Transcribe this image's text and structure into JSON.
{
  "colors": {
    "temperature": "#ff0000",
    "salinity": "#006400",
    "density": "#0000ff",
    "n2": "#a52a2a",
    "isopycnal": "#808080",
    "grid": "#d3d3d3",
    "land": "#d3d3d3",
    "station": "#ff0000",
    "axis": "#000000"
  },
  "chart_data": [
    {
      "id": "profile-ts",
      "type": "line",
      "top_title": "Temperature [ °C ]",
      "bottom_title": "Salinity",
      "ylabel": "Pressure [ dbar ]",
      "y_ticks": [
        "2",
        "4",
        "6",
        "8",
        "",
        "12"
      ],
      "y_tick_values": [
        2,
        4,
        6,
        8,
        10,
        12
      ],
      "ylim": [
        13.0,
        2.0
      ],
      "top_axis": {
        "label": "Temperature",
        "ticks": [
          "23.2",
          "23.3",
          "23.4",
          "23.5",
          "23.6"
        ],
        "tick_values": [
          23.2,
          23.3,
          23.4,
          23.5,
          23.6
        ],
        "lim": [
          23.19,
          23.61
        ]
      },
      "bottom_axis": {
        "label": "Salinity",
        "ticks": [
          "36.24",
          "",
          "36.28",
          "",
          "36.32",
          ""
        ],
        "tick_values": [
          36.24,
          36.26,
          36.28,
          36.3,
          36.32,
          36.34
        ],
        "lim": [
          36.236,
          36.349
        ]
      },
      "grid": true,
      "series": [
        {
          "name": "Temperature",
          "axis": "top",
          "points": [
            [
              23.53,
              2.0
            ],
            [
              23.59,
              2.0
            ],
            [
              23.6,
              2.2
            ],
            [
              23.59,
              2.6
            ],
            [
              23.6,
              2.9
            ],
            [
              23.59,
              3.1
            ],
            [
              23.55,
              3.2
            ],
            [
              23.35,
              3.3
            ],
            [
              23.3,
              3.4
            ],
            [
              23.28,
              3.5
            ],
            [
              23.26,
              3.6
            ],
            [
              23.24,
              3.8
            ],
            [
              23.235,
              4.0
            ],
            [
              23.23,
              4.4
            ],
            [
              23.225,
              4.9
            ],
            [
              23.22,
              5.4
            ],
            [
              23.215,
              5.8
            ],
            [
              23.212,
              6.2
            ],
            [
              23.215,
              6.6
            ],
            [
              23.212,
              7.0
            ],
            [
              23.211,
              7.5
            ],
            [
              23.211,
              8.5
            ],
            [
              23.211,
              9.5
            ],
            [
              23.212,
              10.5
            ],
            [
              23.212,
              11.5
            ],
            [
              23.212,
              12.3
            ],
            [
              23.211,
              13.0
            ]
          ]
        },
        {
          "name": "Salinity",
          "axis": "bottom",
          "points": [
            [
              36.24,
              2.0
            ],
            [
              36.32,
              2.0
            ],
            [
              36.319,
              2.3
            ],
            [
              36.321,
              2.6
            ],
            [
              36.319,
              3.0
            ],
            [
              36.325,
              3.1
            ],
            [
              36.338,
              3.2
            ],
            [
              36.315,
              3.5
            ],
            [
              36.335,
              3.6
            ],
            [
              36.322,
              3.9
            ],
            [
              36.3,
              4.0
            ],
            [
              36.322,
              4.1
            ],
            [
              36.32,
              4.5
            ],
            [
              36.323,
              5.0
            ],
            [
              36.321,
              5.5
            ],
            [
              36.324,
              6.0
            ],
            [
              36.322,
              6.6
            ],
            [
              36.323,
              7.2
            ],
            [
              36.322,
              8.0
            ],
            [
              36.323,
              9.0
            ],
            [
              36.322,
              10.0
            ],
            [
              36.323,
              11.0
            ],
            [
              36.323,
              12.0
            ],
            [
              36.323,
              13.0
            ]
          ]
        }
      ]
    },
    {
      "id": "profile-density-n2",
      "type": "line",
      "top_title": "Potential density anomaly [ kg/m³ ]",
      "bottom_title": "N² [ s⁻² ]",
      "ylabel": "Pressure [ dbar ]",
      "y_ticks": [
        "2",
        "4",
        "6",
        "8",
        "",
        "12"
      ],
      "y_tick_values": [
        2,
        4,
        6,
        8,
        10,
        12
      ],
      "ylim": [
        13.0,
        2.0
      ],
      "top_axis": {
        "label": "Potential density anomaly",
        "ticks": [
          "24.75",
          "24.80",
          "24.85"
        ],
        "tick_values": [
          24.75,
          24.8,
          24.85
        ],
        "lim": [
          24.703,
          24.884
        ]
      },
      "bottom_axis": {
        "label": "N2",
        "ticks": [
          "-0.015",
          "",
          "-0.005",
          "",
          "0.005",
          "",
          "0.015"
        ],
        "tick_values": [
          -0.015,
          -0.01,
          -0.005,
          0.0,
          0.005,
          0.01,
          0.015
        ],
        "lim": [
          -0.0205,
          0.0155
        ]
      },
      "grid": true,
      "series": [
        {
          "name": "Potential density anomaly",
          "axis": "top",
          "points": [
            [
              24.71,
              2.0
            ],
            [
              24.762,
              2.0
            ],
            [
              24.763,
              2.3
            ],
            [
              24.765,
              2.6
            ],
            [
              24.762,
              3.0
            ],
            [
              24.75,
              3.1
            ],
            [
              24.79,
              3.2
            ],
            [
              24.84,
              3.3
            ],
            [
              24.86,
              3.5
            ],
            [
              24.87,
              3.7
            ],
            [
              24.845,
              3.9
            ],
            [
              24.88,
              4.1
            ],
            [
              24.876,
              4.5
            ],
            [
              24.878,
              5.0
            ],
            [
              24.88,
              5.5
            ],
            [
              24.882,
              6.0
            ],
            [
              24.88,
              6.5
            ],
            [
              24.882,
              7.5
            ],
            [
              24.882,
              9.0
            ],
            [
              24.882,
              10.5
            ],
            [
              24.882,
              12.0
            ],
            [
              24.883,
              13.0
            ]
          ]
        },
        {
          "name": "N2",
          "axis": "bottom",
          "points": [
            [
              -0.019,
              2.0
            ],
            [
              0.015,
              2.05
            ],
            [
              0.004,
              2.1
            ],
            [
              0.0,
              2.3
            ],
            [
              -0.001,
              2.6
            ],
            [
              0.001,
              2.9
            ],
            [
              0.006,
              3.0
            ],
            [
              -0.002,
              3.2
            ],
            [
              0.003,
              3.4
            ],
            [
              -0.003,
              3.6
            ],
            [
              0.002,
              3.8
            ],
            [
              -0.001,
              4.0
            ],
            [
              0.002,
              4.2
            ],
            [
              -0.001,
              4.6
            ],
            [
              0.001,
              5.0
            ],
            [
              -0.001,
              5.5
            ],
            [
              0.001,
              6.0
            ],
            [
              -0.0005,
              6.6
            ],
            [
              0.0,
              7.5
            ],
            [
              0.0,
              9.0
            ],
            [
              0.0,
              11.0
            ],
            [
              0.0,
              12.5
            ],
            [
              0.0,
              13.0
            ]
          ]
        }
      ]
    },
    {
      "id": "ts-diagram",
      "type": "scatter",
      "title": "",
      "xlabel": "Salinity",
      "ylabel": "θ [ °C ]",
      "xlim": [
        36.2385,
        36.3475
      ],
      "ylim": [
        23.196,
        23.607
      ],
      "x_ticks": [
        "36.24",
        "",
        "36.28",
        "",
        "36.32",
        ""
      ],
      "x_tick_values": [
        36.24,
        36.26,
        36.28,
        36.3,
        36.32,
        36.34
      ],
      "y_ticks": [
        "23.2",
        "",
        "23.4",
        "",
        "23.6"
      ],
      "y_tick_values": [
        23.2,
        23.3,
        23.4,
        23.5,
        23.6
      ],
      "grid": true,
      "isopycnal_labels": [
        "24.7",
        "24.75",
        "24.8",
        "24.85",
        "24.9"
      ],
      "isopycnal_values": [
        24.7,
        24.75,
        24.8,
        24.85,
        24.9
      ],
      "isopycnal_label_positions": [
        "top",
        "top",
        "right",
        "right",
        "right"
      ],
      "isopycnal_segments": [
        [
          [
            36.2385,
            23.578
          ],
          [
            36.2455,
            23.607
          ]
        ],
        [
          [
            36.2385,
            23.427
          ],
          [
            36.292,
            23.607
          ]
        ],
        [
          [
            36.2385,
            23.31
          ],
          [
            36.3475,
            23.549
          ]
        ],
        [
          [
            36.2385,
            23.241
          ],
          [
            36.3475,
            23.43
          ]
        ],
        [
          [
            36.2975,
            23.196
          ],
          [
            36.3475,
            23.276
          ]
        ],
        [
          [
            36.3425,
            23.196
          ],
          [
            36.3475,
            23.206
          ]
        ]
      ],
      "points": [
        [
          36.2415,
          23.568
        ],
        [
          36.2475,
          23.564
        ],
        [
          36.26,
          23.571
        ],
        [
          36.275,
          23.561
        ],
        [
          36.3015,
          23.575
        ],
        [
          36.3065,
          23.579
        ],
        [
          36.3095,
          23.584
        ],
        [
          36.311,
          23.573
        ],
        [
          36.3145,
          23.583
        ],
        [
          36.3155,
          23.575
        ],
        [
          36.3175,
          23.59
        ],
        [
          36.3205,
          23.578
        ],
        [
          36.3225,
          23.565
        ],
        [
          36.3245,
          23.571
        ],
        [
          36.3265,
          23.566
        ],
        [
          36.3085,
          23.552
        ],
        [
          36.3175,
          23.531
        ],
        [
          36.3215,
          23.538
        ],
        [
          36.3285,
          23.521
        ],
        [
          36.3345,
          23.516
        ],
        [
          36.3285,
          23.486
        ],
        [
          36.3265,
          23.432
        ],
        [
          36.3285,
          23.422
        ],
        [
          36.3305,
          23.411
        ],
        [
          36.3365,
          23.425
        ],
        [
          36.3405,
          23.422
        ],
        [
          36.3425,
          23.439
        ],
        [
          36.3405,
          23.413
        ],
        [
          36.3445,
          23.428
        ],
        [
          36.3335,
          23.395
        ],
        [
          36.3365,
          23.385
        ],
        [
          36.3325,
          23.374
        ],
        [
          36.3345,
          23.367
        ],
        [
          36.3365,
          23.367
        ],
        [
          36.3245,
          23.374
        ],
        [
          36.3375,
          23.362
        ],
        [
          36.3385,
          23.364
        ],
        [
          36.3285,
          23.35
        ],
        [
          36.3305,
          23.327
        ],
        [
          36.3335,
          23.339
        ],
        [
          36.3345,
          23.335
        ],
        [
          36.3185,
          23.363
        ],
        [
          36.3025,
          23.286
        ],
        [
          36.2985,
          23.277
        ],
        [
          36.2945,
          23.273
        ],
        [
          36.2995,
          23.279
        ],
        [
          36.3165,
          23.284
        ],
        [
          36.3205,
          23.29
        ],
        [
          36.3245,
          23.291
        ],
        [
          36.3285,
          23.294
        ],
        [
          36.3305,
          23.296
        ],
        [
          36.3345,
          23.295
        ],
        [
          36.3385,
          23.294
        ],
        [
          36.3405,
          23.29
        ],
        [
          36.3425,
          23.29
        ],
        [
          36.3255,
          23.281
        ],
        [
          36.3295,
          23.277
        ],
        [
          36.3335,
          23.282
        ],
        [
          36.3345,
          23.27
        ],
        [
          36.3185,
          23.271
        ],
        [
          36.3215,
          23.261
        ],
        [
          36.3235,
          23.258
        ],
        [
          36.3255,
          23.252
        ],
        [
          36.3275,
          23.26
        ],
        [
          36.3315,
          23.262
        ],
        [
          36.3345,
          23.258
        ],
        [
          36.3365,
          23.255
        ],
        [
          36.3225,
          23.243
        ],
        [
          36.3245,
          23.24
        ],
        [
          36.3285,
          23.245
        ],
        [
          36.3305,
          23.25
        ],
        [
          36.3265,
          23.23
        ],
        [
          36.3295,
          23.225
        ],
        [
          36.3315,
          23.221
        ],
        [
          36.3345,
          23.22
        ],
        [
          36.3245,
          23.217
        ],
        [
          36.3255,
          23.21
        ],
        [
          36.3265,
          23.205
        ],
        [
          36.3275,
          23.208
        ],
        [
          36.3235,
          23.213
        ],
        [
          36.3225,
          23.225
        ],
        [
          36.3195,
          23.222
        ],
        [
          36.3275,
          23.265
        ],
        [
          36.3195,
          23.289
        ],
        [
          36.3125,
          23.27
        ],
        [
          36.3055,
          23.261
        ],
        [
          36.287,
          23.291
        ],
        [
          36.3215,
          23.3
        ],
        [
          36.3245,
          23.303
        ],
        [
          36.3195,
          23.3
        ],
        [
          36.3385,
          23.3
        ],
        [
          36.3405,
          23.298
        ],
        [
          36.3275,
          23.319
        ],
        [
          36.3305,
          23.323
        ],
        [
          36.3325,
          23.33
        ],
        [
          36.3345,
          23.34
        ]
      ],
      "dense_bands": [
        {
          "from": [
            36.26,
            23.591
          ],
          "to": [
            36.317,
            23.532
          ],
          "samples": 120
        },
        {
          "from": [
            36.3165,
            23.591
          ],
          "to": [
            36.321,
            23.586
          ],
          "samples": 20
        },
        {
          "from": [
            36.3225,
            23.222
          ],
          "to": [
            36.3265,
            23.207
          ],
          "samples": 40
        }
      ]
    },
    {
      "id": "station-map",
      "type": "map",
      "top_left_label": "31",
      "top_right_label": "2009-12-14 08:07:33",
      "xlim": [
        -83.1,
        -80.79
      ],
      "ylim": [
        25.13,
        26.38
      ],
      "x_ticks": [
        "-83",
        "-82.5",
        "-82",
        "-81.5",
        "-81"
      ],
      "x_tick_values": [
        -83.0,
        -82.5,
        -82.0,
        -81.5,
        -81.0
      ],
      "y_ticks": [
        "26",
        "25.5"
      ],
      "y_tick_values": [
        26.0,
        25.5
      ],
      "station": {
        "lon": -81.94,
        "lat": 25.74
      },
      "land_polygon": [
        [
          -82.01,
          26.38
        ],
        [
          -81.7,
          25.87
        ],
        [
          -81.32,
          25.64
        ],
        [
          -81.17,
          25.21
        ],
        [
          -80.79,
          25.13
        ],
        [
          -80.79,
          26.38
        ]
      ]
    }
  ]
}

◆ ◆ ◆ ◆

Set task. Find every line in the records that has the string "type", then state how many there are and nothing else.

Result. 4